> _À FAIRE_
[A] Dans l'article sur le fichage de manifestants gilets jaunes par des hôpitaux parisiens, relevez toutes les dates où le fichier SI-VIC aurait été utilisé pour les manifestants.
[B] Poursuivez l'article sur le fichage de manifestants gilets jaunes par des hôpitaux parisiens, à la suite de sa dernière phrase.

> _TEXTE CHOISI_
Des hôpitaux parisiens auraient fiché des manifestants gilets jaunes

Des gilets jaunes manifestant à Paris, le 20 avril 2019. (Photo d'illustration) -

Des gilets jaunes manifestant à Paris, le 20 avril 2019. (Photo d'illustration) - - Anne-Christine Poujoulat - AFP

Poursuivant ses révélations initialement publiées la semaine dernière, le Canard enchaîné affirme ce mercredi que samedi dernier, des manifestants gilets jaunes hospitalisés ont été fichés dans un registre consultable notamment par le ministère de l'Intérieur.

Mercredi dernier, le Canard enchaîné assurait que les hôpitaux relevant de l'AP-HP, Assistance-Publique-Hôpitaux de Paris, avaient enregistré dans un fichier appelé le SI-VIC (Système d'information pour le suivi des victimes) des éléments personnels, dont le nom, de manifestants admis dans ces établissements après des mobilisations de gilets jaunes. Une semaine et une saisine de la Cnil par l'Ordre des médecins plus tard, le journal signale que la pratique a été répétée: samedi dernier, les noms, adresses, numéros de téléphone, et le cas échéant la nature de la blessure de manifestants hospitalisés auraient été recensés. 

Une mesure appliquée à six reprises

Le SI-VIC est un fichier initialement créé pour les victimes d'attentat ou les "situations sanitaires exceptionnelles". Et c'est ce dispositif qui a été activé, d'après le palmipède, à la demande de la Direction générale de la Santé dans un message transmis la veille aux hôpitaux. A vrai dire, six dates d'application de cette mesure au total sont mentionnées: outre samedi dernier, 20 avril donc, les 8 et 15 décembre, les 16 et 23 mars, et le 13 avril. 

L'AP-HP a produit un communiqué samedi dernier, admettant qu'étaient recensés "sexe, date de naissance, tranche d'âge, nom, prénom, nationalité, adresse" dans le fichier mais promettant cependant que "dans le respect du secret médical, il ne comport(ait) pas de données médicales, c'est-à-dire aucune donnée sur la nature des blessures prises en charge".

Mais le Canard enchaîné infirme ce dernier point, assurant, fac-similé à l'appui, que la rubrique "Commentaires" des formulaires d'information contenaient de nombreuses données médicales.

> _EXTRAITS DE DONNÉES_
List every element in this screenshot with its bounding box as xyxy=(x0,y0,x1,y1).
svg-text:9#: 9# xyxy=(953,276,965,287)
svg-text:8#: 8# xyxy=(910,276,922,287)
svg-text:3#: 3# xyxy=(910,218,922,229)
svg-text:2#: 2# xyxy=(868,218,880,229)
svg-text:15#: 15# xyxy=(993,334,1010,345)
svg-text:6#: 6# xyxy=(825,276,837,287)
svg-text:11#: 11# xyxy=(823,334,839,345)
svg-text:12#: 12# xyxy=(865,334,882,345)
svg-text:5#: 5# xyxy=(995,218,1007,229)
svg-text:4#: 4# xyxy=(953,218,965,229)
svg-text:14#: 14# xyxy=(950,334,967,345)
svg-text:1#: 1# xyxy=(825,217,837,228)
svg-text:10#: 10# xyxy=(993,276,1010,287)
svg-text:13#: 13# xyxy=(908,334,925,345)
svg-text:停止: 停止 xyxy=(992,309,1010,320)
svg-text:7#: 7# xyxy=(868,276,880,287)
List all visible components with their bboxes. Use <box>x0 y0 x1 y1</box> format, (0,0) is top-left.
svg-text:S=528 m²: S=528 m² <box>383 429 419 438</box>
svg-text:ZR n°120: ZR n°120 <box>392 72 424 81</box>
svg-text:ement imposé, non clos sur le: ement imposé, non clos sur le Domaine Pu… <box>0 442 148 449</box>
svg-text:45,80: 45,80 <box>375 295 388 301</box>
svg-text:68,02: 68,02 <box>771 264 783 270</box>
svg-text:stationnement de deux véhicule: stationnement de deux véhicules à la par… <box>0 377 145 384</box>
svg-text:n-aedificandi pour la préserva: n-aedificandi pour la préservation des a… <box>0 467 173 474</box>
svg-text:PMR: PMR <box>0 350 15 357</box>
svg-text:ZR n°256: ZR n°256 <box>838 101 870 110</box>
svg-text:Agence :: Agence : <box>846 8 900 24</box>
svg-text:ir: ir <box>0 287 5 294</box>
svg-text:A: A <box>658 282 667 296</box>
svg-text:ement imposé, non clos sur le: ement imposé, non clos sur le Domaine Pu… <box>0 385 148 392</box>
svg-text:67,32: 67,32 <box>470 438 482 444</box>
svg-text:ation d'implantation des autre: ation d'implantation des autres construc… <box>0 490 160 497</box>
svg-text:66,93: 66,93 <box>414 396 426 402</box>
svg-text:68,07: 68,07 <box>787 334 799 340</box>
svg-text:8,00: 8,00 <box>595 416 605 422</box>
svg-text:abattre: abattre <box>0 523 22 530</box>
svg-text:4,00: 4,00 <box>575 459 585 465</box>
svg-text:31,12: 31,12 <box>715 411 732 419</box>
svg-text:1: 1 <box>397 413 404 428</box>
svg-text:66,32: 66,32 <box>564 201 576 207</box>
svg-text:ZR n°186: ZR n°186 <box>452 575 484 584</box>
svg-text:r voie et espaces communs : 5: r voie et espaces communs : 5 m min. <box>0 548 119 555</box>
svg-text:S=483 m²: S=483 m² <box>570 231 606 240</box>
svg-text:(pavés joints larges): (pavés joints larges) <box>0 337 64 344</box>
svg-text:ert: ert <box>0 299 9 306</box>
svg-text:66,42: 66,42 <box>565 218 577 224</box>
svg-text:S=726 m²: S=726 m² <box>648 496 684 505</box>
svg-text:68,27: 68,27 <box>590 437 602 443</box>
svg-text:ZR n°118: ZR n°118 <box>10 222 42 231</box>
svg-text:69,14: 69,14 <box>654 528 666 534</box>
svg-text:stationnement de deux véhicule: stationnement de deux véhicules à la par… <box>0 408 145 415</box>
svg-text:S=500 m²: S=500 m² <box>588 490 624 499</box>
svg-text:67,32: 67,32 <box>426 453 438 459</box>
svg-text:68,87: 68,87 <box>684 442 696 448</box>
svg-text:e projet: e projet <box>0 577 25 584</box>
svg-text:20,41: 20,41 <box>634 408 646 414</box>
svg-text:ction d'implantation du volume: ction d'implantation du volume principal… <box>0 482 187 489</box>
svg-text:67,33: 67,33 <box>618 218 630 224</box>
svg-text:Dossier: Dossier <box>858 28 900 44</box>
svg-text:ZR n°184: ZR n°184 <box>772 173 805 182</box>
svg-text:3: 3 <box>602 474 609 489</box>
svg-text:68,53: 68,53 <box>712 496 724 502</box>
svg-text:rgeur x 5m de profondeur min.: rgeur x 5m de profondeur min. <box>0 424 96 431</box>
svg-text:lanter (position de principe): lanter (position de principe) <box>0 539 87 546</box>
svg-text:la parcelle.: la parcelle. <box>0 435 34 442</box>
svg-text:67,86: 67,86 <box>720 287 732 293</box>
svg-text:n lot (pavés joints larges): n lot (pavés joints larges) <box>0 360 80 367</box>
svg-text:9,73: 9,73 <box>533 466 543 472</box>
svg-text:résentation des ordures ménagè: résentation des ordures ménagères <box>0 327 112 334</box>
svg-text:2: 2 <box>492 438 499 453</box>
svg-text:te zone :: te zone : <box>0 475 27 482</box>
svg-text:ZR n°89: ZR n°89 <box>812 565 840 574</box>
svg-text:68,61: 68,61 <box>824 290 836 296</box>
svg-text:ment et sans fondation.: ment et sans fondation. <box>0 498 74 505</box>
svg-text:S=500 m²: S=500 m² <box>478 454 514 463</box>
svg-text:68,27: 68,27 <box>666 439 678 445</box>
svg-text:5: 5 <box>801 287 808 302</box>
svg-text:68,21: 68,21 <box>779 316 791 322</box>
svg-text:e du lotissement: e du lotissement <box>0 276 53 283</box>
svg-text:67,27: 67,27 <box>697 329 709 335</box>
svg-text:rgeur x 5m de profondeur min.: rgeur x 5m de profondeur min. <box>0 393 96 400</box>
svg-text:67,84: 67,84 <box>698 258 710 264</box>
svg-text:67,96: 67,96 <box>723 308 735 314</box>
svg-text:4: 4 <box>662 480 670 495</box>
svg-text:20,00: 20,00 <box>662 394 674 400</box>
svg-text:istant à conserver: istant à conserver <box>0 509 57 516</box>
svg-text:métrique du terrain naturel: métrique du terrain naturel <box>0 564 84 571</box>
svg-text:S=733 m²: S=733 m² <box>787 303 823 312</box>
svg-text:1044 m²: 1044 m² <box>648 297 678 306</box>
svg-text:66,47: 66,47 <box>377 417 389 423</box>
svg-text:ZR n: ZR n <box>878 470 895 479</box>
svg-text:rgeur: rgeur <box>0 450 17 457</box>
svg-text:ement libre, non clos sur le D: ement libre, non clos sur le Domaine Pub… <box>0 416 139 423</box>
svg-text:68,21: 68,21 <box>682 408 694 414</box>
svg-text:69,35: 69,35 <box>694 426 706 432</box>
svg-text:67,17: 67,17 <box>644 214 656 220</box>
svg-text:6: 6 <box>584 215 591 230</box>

> _CORRIGÉS_
[A]
- 8 décembre
- 15 décembre
- 16 mars
- 23 mars
- 13 avril
- 20 avril

[B]
Les patients ont-ils été informés?

Une rupture du secret médical serait d'autant plus dommageable que, conformément au décret pris le 9 mars 2018, le SI-VIC peut être consulté par des "agents habilités" du ministère de la Santé mais aussi au sein des "ministères de l'Intérieur, de la Justice et des Affaires étrangères". Auparavant, la Cnil, en décembre 2017, avait bien permis la mise sur pied de ce fichier, sous réserve cependant que le patient concerné soit averti de l'établissement d'une fiche à son propos, avertissement éventuellement assorti d'un document à leur attention. 

Et là encore, le bât blesse, notamment d'après Arié Alimi, avocat de plusieurs gilets jaunes qui a déclaré: "Sur mes 15 clients pris en charge dans les hôpitaux parisiens, aucun n'a été averti d'un tel fichage". Sébastien Maillet, manifestant qui a eu la main arrachée par une grenade lacrymogène, a de son côté porté plainte pour collecte illicite de données à caractère personnel et violation du secret professionnel.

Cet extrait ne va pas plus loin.